EXERCISE GOAL> Show all lines from the data that include the word "detached".
* begin DATA IN THIS EXERCISE *
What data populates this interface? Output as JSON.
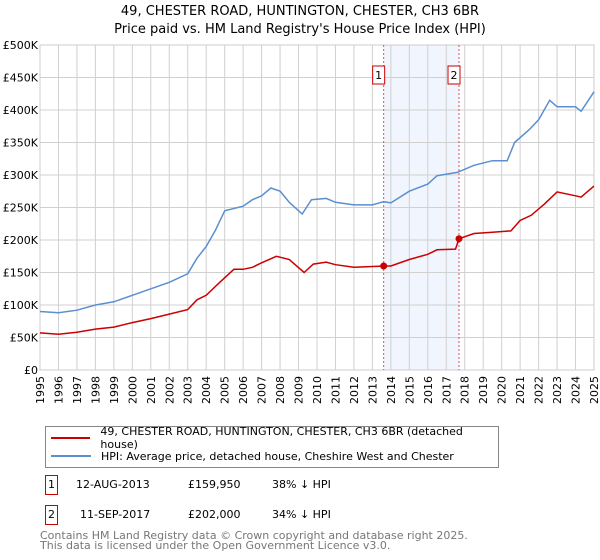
{
  "title_line1": "49, CHESTER ROAD, HUNTINGTON, CHESTER, CH3 6BR",
  "title_line2": "Price paid vs. HM Land Registry's House Price Index (HPI)",
  "chart_data": {
    "type": "line",
    "title": "49, CHESTER ROAD, HUNTINGTON, CHESTER, CH3 6BR — Price paid vs. HM Land Registry's House Price Index (HPI)",
    "xlim": [
      1995,
      2025
    ],
    "ylim": [
      0,
      500000
    ],
    "grid": true,
    "x_ticks": [
      "1995",
      "1996",
      "1997",
      "1998",
      "1999",
      "2000",
      "2001",
      "2002",
      "2003",
      "2004",
      "2005",
      "2006",
      "2007",
      "2008",
      "2009",
      "2010",
      "2011",
      "2012",
      "2013",
      "2014",
      "2015",
      "2016",
      "2017",
      "2018",
      "2019",
      "2020",
      "2021",
      "2022",
      "2023",
      "2024",
      "2025"
    ],
    "y_ticks": [
      {
        "value": 0,
        "label": "£0"
      },
      {
        "value": 50000,
        "label": "£50K"
      },
      {
        "value": 100000,
        "label": "£100K"
      },
      {
        "value": 150000,
        "label": "£150K"
      },
      {
        "value": 200000,
        "label": "£200K"
      },
      {
        "value": 250000,
        "label": "£250K"
      },
      {
        "value": 300000,
        "label": "£300K"
      },
      {
        "value": 350000,
        "label": "£350K"
      },
      {
        "value": 400000,
        "label": "£400K"
      },
      {
        "value": 450000,
        "label": "£450K"
      },
      {
        "value": 500000,
        "label": "£500K"
      }
    ],
    "shaded_range": [
      2013.61,
      2017.69
    ],
    "series": [
      {
        "name": "49, CHESTER ROAD, HUNTINGTON, CHESTER, CH3 6BR (detached house)",
        "color": "#cc0000",
        "x": [
          1995,
          1996,
          1997,
          1998,
          1999,
          2000,
          2001,
          2002,
          2003,
          2003.5,
          2004,
          2004.7,
          2005.5,
          2006,
          2006.5,
          2007,
          2007.8,
          2008.5,
          2009.3,
          2009.8,
          2010.5,
          2011,
          2012,
          2013.61,
          2014,
          2015,
          2016,
          2016.5,
          2017.5,
          2017.69,
          2018.5,
          2019.5,
          2020.5,
          2021,
          2021.6,
          2022.3,
          2023,
          2024,
          2024.3,
          2025
        ],
        "y": [
          57000,
          55000,
          58000,
          63000,
          66000,
          73000,
          79000,
          86000,
          93000,
          108000,
          115000,
          134000,
          155000,
          155000,
          158000,
          165000,
          175000,
          170000,
          150000,
          163000,
          166000,
          162000,
          158000,
          159950,
          160000,
          170000,
          178000,
          185000,
          186000,
          202000,
          210000,
          212000,
          214000,
          230000,
          238000,
          255000,
          274000,
          268000,
          266000,
          283000
        ]
      },
      {
        "name": "HPI: Average price, detached house, Cheshire West and Chester",
        "color": "#5b8fd0",
        "x": [
          1995,
          1996,
          1997,
          1998,
          1999,
          2000,
          2001,
          2002,
          2003,
          2003.5,
          2004,
          2004.5,
          2005,
          2006,
          2006.5,
          2007,
          2007.5,
          2008,
          2008.5,
          2009.2,
          2009.7,
          2010.5,
          2011,
          2012,
          2013,
          2013.6,
          2014,
          2015,
          2016,
          2016.5,
          2017.6,
          2018.5,
          2019.5,
          2020.3,
          2020.7,
          2021.5,
          2022,
          2022.6,
          2023,
          2024,
          2024.3,
          2025
        ],
        "y": [
          90000,
          88000,
          92000,
          100000,
          105000,
          115000,
          125000,
          135000,
          148000,
          172000,
          190000,
          215000,
          245000,
          252000,
          262000,
          268000,
          280000,
          275000,
          258000,
          240000,
          262000,
          264000,
          258000,
          254000,
          254000,
          259000,
          257000,
          275000,
          286000,
          299000,
          304000,
          315000,
          322000,
          322000,
          350000,
          370000,
          385000,
          415000,
          405000,
          405000,
          398000,
          428000
        ]
      }
    ],
    "annotations": [
      {
        "label": "1",
        "x": 2013.61,
        "y": 159950
      },
      {
        "label": "2",
        "x": 2017.69,
        "y": 202000
      }
    ]
  },
  "legend": {
    "items": [
      {
        "label": "49, CHESTER ROAD, HUNTINGTON, CHESTER, CH3 6BR (detached house)",
        "color": "#cc0000"
      },
      {
        "label": "HPI: Average price, detached house, Cheshire West and Chester",
        "color": "#5b8fd0"
      }
    ]
  },
  "transactions": [
    {
      "num": "1",
      "date": "12-AUG-2013",
      "price": "£159,950",
      "delta": "38% ↓ HPI"
    },
    {
      "num": "2",
      "date": "11-SEP-2017",
      "price": "£202,000",
      "delta": "34% ↓ HPI"
    }
  ],
  "footer": {
    "line1": "Contains HM Land Registry data © Crown copyright and database right 2025.",
    "line2": "This data is licensed under the Open Government Licence v3.0."
  }
}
* end DATA IN THIS EXERCISE *
EXERCISE SOLUTION>
        "name": "49, CHESTER ROAD, HUNTINGTON, CHESTER, CH3 6BR (detached house)",
        "name": "HPI: Average price, detached house, Cheshire West and Chester",
        "label": "49, CHESTER ROAD, HUNTINGTON, CHESTER, CH3 6BR (detached house)",
        "label": "HPI: Average price, detached house, Cheshire West and Chester",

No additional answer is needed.